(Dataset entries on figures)

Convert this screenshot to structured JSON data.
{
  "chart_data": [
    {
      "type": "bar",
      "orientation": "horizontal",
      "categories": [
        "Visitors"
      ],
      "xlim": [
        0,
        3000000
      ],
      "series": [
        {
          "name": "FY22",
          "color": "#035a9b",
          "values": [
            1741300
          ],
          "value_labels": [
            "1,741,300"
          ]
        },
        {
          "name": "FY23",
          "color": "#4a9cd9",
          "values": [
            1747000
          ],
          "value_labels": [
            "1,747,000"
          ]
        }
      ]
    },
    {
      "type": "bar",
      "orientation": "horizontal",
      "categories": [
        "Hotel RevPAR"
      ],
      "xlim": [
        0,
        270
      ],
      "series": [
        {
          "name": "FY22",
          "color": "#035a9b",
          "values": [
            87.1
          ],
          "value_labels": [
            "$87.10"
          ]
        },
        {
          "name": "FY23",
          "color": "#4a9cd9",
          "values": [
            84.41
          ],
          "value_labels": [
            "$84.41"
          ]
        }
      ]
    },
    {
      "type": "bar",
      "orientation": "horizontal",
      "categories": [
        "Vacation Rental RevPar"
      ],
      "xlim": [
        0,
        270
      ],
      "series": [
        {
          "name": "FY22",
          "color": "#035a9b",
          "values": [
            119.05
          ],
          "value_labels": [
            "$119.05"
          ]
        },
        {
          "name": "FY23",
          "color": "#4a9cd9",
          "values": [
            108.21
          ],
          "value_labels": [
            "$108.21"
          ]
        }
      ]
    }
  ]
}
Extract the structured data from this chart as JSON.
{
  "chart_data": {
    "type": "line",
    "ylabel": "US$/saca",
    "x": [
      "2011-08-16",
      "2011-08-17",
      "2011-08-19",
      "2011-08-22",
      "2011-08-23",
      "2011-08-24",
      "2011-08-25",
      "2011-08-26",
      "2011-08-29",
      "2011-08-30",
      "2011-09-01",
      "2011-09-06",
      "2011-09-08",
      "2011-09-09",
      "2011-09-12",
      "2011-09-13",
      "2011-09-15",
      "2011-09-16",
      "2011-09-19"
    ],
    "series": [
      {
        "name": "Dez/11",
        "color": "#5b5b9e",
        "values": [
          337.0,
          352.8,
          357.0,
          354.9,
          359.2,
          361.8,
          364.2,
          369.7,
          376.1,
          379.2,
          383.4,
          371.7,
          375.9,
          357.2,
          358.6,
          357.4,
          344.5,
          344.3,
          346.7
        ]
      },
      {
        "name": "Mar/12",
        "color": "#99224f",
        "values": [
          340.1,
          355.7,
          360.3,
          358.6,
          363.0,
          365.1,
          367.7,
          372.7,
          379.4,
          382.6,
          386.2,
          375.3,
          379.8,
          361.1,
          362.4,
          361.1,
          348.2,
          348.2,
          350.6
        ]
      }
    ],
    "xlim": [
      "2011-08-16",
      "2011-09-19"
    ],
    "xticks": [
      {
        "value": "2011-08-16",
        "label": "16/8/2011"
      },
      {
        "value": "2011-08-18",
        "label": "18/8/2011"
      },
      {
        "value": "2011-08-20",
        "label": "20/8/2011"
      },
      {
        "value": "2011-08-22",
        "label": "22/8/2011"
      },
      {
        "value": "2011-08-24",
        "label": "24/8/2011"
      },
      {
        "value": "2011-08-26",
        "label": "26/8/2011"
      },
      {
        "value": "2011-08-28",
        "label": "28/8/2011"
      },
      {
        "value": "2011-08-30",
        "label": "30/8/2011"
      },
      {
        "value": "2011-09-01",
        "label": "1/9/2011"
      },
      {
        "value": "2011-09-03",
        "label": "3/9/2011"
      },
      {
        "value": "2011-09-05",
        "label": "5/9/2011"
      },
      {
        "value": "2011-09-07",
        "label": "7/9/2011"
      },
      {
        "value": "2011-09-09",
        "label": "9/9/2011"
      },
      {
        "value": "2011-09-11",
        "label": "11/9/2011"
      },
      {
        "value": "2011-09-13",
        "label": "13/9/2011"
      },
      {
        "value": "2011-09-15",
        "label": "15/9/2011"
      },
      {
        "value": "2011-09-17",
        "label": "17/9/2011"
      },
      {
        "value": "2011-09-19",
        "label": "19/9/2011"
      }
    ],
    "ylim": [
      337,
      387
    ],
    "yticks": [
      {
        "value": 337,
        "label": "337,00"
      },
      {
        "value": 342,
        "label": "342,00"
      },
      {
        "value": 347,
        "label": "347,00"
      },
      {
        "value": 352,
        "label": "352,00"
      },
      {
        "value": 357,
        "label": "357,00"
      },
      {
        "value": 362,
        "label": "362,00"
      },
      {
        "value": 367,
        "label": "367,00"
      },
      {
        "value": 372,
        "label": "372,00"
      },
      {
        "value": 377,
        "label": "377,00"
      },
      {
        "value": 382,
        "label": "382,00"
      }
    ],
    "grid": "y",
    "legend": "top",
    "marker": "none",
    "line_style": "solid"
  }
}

> [Aim of the task]: Make an exact copy of the records.

> [Finished answer]:
Convert this screenshot to structured JSON data.
{
  "chart_data": [
    {
      "type": "bar",
      "orientation": "horizontal",
      "categories": [
        "Visitors"
      ],
      "xlim": [
        0,
        3000000
      ],
      "series": [
        {
          "name": "FY22",
          "color": "#035a9b",
          "values": [
            1741300
          ],
          "value_labels": [
            "1,741,300"
          ]
        },
        {
          "name": "FY23",
          "color": "#4a9cd9",
          "values": [
            1747000
          ],
          "value_labels": [
            "1,747,000"
          ]
        }
      ]
    },
    {
      "type": "bar",
      "orientation": "horizontal",
      "categories": [
        "Hotel RevPAR"
      ],
      "xlim": [
        0,
        270
      ],
      "series": [
        {
          "name": "FY22",
          "color": "#035a9b",
          "values": [
            87.1
          ],
          "value_labels": [
            "$87.10"
          ]
        },
        {
          "name": "FY23",
          "color": "#4a9cd9",
          "values": [
            84.41
          ],
          "value_labels": [
            "$84.41"
          ]
        }
      ]
    },
    {
      "type": "bar",
      "orientation": "horizontal",
      "categories": [
        "Vacation Rental RevPar"
      ],
      "xlim": [
        0,
        270
      ],
      "series": [
        {
          "name": "FY22",
          "color": "#035a9b",
          "values": [
            119.05
          ],
          "value_labels": [
            "$119.05"
          ]
        },
        {
          "name": "FY23",
          "color": "#4a9cd9",
          "values": [
            108.21
          ],
          "value_labels": [
            "$108.21"
          ]
        }
      ]
    }
  ]
}
Extract the structured data from this chart as JSON.
{
  "chart_data": {
    "type": "line",
    "ylabel": "US$/saca",
    "x": [
      "2011-08-16",
      "2011-08-17",
      "2011-08-19",
      "2011-08-22",
      "2011-08-23",
      "2011-08-24",
      "2011-08-25",
      "2011-08-26",
      "2011-08-29",
      "2011-08-30",
      "2011-09-01",
      "2011-09-06",
      "2011-09-08",
      "2011-09-09",
      "2011-09-12",
      "2011-09-13",
      "2011-09-15",
      "2011-09-16",
      "2011-09-19"
    ],
    "series": [
      {
        "name": "Dez/11",
        "color": "#5b5b9e",
        "values": [
          337.0,
          352.8,
          357.0,
          354.9,
          359.2,
          361.8,
          364.2,
          369.7,
          376.1,
          379.2,
          383.4,
          371.7,
          375.9,
          357.2,
          358.6,
          357.4,
          344.5,
          344.3,
          346.7
        ]
      },
      {
        "name": "Mar/12",
        "color": "#99224f",
        "values": [
          340.1,
          355.7,
          360.3,
          358.6,
          363.0,
          365.1,
          367.7,
          372.7,
          379.4,
          382.6,
          386.2,
          375.3,
          379.8,
          361.1,
          362.4,
          361.1,
          348.2,
          348.2,
          350.6
        ]
      }
    ],
    "xlim": [
      "2011-08-16",
      "2011-09-19"
    ],
    "xticks": [
      {
        "value": "2011-08-16",
        "label": "16/8/2011"
      },
      {
        "value": "2011-08-18",
        "label": "18/8/2011"
      },
      {
        "value": "2011-08-20",
        "label": "20/8/2011"
      },
      {
        "value": "2011-08-22",
        "label": "22/8/2011"
      },
      {
        "value": "2011-08-24",
        "label": "24/8/2011"
      },
      {
        "value": "2011-08-26",
        "label": "26/8/2011"
      },
      {
        "value": "2011-08-28",
        "label": "28/8/2011"
      },
      {
        "value": "2011-08-30",
        "label": "30/8/2011"
      },
      {
        "value": "2011-09-01",
        "label": "1/9/2011"
      },
      {
        "value": "2011-09-03",
        "label": "3/9/2011"
      },
      {
        "value": "2011-09-05",
        "label": "5/9/2011"
      },
      {
        "value": "2011-09-07",
        "label": "7/9/2011"
      },
      {
        "value": "2011-09-09",
        "label": "9/9/2011"
      },
      {
        "value": "2011-09-11",
        "label": "11/9/2011"
      },
      {
        "value": "2011-09-13",
        "label": "13/9/2011"
      },
      {
        "value": "2011-09-15",
        "label": "15/9/2011"
      },
      {
        "value": "2011-09-17",
        "label": "17/9/2011"
      },
      {
        "value": "2011-09-19",
        "label": "19/9/2011"
      }
    ],
    "ylim": [
      337,
      387
    ],
    "yticks": [
      {
        "value": 337,
        "label": "337,00"
      },
      {
        "value": 342,
        "label": "342,00"
      },
      {
        "value": 347,
        "label": "347,00"
      },
      {
        "value": 352,
        "label": "352,00"
      },
      {
        "value": 357,
        "label": "357,00"
      },
      {
        "value": 362,
        "label": "362,00"
      },
      {
        "value": 367,
        "label": "367,00"
      },
      {
        "value": 372,
        "label": "372,00"
      },
      {
        "value": 377,
        "label": "377,00"
      },
      {
        "value": 382,
        "label": "382,00"
      }
    ],
    "grid": "y",
    "legend": "top",
    "marker": "none",
    "line_style": "solid"
  }
}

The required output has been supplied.